- **Written request**
Identify and reproduce every line holding the string "Lanjut".
===== Material shown =====
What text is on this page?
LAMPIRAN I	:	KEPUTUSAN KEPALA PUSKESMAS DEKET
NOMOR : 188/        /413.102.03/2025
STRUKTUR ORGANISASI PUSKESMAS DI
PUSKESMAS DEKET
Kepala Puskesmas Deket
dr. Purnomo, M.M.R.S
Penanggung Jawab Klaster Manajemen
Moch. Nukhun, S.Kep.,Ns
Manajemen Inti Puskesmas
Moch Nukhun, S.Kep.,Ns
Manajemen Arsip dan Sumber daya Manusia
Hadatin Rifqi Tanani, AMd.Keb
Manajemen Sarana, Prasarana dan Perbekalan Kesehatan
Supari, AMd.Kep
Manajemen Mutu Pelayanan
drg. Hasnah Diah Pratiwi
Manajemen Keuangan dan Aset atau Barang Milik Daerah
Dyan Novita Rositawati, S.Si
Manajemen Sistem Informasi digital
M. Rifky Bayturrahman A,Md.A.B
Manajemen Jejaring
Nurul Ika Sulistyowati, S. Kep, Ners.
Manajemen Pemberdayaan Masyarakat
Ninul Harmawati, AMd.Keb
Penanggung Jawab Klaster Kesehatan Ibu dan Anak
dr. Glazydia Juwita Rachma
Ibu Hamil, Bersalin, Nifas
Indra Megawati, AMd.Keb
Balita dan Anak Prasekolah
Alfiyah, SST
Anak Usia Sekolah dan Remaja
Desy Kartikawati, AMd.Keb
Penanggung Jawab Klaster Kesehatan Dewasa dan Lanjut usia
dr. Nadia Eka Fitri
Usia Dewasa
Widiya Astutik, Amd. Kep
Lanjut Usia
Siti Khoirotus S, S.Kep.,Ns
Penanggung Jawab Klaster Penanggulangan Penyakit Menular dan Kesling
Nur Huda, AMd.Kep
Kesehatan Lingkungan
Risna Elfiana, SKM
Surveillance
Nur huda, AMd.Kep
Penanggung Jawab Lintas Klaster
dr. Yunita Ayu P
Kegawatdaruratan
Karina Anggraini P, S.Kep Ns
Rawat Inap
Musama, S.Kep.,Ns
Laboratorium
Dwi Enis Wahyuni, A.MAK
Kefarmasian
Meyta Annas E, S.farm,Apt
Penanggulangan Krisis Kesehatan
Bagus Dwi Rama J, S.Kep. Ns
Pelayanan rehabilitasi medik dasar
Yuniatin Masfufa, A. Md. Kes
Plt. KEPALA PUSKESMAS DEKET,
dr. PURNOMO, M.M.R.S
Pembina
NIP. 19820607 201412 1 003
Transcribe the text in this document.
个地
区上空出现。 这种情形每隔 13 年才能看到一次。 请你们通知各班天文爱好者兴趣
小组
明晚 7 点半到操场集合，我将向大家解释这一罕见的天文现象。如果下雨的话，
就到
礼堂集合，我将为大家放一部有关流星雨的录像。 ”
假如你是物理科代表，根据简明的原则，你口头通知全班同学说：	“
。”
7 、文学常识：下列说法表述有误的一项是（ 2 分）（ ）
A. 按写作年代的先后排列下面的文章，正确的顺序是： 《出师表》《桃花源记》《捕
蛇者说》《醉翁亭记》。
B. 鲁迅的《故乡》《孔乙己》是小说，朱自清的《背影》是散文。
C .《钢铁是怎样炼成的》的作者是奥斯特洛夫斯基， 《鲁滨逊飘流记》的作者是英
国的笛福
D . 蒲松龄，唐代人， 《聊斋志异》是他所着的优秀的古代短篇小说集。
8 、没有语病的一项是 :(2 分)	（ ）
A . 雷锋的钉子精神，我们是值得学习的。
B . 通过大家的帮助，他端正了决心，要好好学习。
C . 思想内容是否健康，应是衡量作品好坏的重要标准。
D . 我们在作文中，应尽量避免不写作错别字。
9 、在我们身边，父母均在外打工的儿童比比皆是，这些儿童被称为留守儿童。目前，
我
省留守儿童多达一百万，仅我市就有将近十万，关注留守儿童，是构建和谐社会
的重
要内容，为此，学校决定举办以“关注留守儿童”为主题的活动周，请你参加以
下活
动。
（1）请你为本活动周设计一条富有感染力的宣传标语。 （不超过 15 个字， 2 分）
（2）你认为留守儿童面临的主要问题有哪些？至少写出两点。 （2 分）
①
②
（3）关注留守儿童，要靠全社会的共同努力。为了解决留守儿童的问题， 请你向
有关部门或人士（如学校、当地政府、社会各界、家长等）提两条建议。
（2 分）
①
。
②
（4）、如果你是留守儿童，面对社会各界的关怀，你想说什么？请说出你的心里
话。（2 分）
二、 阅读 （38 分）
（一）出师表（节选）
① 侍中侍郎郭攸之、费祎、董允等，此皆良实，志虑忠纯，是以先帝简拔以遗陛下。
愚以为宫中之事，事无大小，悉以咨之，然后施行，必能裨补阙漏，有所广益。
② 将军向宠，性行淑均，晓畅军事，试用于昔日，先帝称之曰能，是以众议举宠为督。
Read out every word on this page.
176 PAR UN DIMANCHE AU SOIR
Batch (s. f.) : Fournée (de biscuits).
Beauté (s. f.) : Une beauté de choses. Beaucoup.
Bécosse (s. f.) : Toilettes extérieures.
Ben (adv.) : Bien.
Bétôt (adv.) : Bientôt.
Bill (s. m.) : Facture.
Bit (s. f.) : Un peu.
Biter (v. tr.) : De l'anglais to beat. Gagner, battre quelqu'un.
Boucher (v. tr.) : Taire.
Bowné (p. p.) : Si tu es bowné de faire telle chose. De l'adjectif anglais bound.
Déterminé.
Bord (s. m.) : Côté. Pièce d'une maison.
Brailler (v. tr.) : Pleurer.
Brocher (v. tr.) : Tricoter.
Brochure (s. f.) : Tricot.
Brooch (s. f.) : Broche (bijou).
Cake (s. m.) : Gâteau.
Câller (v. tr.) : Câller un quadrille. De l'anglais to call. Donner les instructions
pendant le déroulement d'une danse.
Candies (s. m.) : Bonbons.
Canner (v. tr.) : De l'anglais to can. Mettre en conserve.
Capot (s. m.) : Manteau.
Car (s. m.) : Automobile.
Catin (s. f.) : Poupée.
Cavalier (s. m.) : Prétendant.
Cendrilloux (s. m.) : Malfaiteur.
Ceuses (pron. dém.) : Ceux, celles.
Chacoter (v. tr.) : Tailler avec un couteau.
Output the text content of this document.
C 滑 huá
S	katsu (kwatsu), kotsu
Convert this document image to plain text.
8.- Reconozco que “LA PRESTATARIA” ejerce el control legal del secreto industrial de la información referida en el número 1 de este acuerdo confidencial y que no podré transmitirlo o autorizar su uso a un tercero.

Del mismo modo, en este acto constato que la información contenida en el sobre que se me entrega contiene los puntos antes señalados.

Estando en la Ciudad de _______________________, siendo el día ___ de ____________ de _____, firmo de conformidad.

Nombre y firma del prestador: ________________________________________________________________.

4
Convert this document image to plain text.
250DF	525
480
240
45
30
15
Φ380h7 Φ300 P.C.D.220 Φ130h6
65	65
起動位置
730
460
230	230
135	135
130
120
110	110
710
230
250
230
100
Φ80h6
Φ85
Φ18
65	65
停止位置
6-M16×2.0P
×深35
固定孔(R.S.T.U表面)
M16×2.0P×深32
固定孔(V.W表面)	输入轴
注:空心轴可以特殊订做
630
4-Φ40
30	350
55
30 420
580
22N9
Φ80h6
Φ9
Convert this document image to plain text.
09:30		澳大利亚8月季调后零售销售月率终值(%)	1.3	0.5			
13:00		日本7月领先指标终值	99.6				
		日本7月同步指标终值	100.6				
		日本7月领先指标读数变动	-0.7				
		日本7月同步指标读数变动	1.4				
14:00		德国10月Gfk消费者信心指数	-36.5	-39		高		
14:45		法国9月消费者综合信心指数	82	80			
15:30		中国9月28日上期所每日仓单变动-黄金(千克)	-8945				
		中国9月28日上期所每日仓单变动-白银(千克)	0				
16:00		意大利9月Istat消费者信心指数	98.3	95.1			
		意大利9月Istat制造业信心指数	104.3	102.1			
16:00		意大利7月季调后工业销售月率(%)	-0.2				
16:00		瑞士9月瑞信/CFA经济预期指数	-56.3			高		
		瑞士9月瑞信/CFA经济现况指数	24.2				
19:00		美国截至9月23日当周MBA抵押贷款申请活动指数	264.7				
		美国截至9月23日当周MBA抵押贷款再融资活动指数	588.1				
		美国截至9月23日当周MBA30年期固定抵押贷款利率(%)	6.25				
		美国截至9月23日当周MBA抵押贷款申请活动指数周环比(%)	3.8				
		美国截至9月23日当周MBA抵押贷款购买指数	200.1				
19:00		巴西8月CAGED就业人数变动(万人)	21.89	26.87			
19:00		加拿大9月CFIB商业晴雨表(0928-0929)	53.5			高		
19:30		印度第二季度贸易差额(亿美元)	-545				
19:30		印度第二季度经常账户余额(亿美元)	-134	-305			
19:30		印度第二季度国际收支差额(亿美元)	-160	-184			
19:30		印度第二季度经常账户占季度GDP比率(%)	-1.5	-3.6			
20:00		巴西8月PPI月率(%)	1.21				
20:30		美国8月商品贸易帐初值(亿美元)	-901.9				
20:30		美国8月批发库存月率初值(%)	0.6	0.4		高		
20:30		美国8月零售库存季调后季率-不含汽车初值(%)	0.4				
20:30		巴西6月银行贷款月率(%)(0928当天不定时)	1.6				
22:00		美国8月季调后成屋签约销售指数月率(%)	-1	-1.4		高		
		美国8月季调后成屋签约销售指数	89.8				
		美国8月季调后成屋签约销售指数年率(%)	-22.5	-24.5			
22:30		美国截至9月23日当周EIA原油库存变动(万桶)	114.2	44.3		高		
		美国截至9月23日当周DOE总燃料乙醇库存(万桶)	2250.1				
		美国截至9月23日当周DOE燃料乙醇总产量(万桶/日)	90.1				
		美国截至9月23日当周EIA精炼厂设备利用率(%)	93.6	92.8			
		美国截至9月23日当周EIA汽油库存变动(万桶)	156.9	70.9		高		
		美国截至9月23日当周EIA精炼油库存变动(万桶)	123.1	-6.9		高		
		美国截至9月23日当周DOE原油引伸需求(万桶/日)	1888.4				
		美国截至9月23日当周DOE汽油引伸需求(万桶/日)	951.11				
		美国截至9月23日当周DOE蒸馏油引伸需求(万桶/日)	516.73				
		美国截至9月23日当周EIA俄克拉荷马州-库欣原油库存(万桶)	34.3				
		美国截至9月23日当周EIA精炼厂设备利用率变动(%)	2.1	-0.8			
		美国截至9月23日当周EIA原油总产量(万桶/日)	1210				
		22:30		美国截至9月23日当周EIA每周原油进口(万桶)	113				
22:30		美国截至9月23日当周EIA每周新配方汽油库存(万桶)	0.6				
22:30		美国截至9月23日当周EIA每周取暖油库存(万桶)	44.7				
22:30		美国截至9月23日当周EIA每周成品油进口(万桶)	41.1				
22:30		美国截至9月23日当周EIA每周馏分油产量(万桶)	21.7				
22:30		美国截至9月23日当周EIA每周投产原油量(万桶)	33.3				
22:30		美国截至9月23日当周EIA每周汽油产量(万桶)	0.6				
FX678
=====
- **Answer to this exercise**
Penanggung Jawab Klaster Kesehatan Dewasa dan Lanjut usia
Lanjut Usia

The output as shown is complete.